(Dataset items)
** START **

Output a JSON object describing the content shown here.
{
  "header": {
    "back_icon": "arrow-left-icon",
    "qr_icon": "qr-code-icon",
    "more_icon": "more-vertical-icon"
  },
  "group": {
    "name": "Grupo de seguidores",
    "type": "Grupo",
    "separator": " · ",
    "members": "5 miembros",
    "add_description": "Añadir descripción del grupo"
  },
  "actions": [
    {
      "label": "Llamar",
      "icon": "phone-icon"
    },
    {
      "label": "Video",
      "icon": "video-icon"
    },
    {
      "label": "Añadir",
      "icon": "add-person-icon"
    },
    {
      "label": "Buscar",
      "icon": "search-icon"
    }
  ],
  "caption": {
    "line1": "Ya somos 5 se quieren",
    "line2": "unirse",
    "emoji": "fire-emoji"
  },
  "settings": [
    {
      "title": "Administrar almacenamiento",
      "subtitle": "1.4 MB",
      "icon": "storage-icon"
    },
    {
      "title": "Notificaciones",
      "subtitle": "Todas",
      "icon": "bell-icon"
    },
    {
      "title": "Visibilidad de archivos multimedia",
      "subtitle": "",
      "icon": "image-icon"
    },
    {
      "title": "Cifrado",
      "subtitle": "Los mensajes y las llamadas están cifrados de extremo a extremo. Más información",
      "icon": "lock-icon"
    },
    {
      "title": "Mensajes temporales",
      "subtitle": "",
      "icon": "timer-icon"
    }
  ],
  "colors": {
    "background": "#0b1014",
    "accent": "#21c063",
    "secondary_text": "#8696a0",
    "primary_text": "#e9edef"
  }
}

** END **

THE PROBLEM → All of the data must be returned exactly.

EXERCISE RESPONSE →
Output a JSON object describing the content shown here.
{
  "header": {
    "back_icon": "arrow-left-icon",
    "qr_icon": "qr-code-icon",
    "more_icon": "more-vertical-icon"
  },
  "group": {
    "name": "Grupo de seguidores",
    "type": "Grupo",
    "separator": " · ",
    "members": "5 miembros",
    "add_description": "Añadir descripción del grupo"
  },
  "actions": [
    {
      "label": "Llamar",
      "icon": "phone-icon"
    },
    {
      "label": "Video",
      "icon": "video-icon"
    },
    {
      "label": "Añadir",
      "icon": "add-person-icon"
    },
    {
      "label": "Buscar",
      "icon": "search-icon"
    }
  ],
  "caption": {
    "line1": "Ya somos 5 se quieren",
    "line2": "unirse",
    "emoji": "fire-emoji"
  },
  "settings": [
    {
      "title": "Administrar almacenamiento",
      "subtitle": "1.4 MB",
      "icon": "storage-icon"
    },
    {
      "title": "Notificaciones",
      "subtitle": "Todas",
      "icon": "bell-icon"
    },
    {
      "title": "Visibilidad de archivos multimedia",
      "subtitle": "",
      "icon": "image-icon"
    },
    {
      "title": "Cifrado",
      "subtitle": "Los mensajes y las llamadas están cifrados de extremo a extremo. Más información",
      "icon": "lock-icon"
    },
    {
      "title": "Mensajes temporales",
      "subtitle": "",
      "icon": "timer-icon"
    }
  ],
  "colors": {
    "background": "#0b1014",
    "accent": "#21c063",
    "secondary_text": "#8696a0",
    "primary_text": "#e9edef"
  }
}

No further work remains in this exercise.